Records contained in a dataset:
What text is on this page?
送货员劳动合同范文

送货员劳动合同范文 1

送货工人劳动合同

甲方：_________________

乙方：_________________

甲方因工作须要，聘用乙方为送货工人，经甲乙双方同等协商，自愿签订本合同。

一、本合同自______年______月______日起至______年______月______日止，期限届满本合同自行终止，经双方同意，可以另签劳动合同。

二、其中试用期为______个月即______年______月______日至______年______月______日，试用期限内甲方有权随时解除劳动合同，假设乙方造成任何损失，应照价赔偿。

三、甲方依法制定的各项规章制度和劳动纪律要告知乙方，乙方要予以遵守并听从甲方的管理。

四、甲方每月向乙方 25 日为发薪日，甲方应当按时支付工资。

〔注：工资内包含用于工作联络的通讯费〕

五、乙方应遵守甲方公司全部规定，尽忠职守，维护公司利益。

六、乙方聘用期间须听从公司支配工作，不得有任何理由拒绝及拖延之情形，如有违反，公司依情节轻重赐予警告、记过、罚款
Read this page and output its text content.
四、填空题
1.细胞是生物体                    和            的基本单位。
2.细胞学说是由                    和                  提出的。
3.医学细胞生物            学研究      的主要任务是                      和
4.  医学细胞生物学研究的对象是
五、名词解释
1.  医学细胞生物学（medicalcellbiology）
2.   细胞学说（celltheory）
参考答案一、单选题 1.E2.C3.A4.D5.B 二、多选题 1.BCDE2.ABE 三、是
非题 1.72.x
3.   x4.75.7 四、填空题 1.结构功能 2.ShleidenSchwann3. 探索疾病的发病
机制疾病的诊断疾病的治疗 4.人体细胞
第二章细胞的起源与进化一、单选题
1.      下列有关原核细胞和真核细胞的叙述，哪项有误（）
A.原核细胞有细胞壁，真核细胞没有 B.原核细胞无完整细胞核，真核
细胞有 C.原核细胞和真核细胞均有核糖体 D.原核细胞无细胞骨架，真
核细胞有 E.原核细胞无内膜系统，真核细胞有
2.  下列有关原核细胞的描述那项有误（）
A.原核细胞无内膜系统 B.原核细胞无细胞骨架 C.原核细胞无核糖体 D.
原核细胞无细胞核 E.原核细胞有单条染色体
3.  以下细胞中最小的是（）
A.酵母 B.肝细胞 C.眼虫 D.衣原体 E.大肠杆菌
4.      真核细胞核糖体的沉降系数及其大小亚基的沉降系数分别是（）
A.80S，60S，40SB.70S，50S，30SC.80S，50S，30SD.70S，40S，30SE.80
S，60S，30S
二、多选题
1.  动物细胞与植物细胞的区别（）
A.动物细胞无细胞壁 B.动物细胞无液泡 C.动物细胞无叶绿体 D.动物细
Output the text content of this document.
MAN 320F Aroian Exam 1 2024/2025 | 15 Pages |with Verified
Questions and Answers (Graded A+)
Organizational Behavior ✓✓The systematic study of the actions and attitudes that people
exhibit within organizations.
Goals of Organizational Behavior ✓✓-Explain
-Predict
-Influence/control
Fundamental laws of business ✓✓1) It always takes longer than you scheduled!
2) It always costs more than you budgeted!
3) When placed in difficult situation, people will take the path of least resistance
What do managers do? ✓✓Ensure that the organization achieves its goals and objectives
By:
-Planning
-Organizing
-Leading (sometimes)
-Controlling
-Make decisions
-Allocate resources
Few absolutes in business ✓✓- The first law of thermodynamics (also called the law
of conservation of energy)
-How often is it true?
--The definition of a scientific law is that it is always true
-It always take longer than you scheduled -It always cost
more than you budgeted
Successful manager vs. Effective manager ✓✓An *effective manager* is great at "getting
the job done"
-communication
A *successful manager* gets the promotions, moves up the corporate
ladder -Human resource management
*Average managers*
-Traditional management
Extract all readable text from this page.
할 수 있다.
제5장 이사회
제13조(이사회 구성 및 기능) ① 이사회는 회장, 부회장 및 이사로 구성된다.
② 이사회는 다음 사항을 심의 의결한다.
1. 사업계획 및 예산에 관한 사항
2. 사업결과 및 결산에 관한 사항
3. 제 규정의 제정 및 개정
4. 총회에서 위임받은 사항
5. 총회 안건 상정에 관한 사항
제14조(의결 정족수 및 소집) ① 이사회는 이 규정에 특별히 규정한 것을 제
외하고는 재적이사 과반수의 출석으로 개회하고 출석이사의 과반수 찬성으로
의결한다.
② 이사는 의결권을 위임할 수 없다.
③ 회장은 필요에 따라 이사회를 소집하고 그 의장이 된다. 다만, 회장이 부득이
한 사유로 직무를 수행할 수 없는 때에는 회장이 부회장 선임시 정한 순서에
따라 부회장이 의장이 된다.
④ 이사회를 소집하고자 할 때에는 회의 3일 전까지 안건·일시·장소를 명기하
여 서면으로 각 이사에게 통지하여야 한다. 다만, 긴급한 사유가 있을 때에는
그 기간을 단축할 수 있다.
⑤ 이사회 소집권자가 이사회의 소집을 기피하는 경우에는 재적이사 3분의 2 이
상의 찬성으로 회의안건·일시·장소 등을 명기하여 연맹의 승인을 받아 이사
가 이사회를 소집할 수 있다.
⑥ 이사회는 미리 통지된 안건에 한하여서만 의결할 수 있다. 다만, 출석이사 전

[Description of the task] All of the material above needs to be retyped word for word.

[Answer to the problem]
What text is on this page?
送货员劳动合同范文

送货员劳动合同范文 1

送货工人劳动合同

甲方：_________________

乙方：_________________

甲方因工作须要，聘用乙方为送货工人，经甲乙双方同等协商，自愿签订本合同。

一、本合同自______年______月______日起至______年______月______日止，期限届满本合同自行终止，经双方同意，可以另签劳动合同。

二、其中试用期为______个月即______年______月______日至______年______月______日，试用期限内甲方有权随时解除劳动合同，假设乙方造成任何损失，应照价赔偿。

三、甲方依法制定的各项规章制度和劳动纪律要告知乙方，乙方要予以遵守并听从甲方的管理。

四、甲方每月向乙方 25 日为发薪日，甲方应当按时支付工资。

〔注：工资内包含用于工作联络的通讯费〕

五、乙方应遵守甲方公司全部规定，尽忠职守，维护公司利益。

六、乙方聘用期间须听从公司支配工作，不得有任何理由拒绝及拖延之情形，如有违反，公司依情节轻重赐予警告、记过、罚款
Read this page and output its text content.
四、填空题
1.细胞是生物体                    和            的基本单位。
2.细胞学说是由                    和                  提出的。
3.医学细胞生物            学研究      的主要任务是                      和
4.  医学细胞生物学研究的对象是
五、名词解释
1.  医学细胞生物学（medicalcellbiology）
2.   细胞学说（celltheory）
参考答案一、单选题 1.E2.C3.A4.D5.B 二、多选题 1.BCDE2.ABE 三、是
非题 1.72.x
3.   x4.75.7 四、填空题 1.结构功能 2.ShleidenSchwann3. 探索疾病的发病
机制疾病的诊断疾病的治疗 4.人体细胞
第二章细胞的起源与进化一、单选题
1.      下列有关原核细胞和真核细胞的叙述，哪项有误（）
A.原核细胞有细胞壁，真核细胞没有 B.原核细胞无完整细胞核，真核
细胞有 C.原核细胞和真核细胞均有核糖体 D.原核细胞无细胞骨架，真
核细胞有 E.原核细胞无内膜系统，真核细胞有
2.  下列有关原核细胞的描述那项有误（）
A.原核细胞无内膜系统 B.原核细胞无细胞骨架 C.原核细胞无核糖体 D.
原核细胞无细胞核 E.原核细胞有单条染色体
3.  以下细胞中最小的是（）
A.酵母 B.肝细胞 C.眼虫 D.衣原体 E.大肠杆菌
4.      真核细胞核糖体的沉降系数及其大小亚基的沉降系数分别是（）
A.80S，60S，40SB.70S，50S，30SC.80S，50S，30SD.70S，40S，30SE.80
S，60S，30S
二、多选题
1.  动物细胞与植物细胞的区别（）
A.动物细胞无细胞壁 B.动物细胞无液泡 C.动物细胞无叶绿体 D.动物细
Output the text content of this document.
MAN 320F Aroian Exam 1 2024/2025 | 15 Pages |with Verified
Questions and Answers (Graded A+)
Organizational Behavior ✓✓The systematic study of the actions and attitudes that people
exhibit within organizations.
Goals of Organizational Behavior ✓✓-Explain
-Predict
-Influence/control
Fundamental laws of business ✓✓1) It always takes longer than you scheduled!
2) It always costs more than you budgeted!
3) When placed in difficult situation, people will take the path of least resistance
What do managers do? ✓✓Ensure that the organization achieves its goals and objectives
By:
-Planning
-Organizing
-Leading (sometimes)
-Controlling
-Make decisions
-Allocate resources
Few absolutes in business ✓✓- The first law of thermodynamics (also called the law
of conservation of energy)
-How often is it true?
--The definition of a scientific law is that it is always true
-It always take longer than you scheduled -It always cost
more than you budgeted
Successful manager vs. Effective manager ✓✓An *effective manager* is great at "getting
the job done"
-communication
A *successful manager* gets the promotions, moves up the corporate
ladder -Human resource management
*Average managers*
-Traditional management
Extract all readable text from this page.
할 수 있다.
제5장 이사회
제13조(이사회 구성 및 기능) ① 이사회는 회장, 부회장 및 이사로 구성된다.
② 이사회는 다음 사항을 심의 의결한다.
1. 사업계획 및 예산에 관한 사항
2. 사업결과 및 결산에 관한 사항
3. 제 규정의 제정 및 개정
4. 총회에서 위임받은 사항
5. 총회 안건 상정에 관한 사항
제14조(의결 정족수 및 소집) ① 이사회는 이 규정에 특별히 규정한 것을 제
외하고는 재적이사 과반수의 출석으로 개회하고 출석이사의 과반수 찬성으로
의결한다.
② 이사는 의결권을 위임할 수 없다.
③ 회장은 필요에 따라 이사회를 소집하고 그 의장이 된다. 다만, 회장이 부득이
한 사유로 직무를 수행할 수 없는 때에는 회장이 부회장 선임시 정한 순서에
따라 부회장이 의장이 된다.
④ 이사회를 소집하고자 할 때에는 회의 3일 전까지 안건·일시·장소를 명기하
여 서면으로 각 이사에게 통지하여야 한다. 다만, 긴급한 사유가 있을 때에는
그 기간을 단축할 수 있다.
⑤ 이사회 소집권자가 이사회의 소집을 기피하는 경우에는 재적이사 3분의 2 이
상의 찬성으로 회의안건·일시·장소 등을 명기하여 연맹의 승인을 받아 이사
가 이사회를 소집할 수 있다.
⑥ 이사회는 미리 통지된 안건에 한하여서만 의결할 수 있다. 다만, 출석이사 전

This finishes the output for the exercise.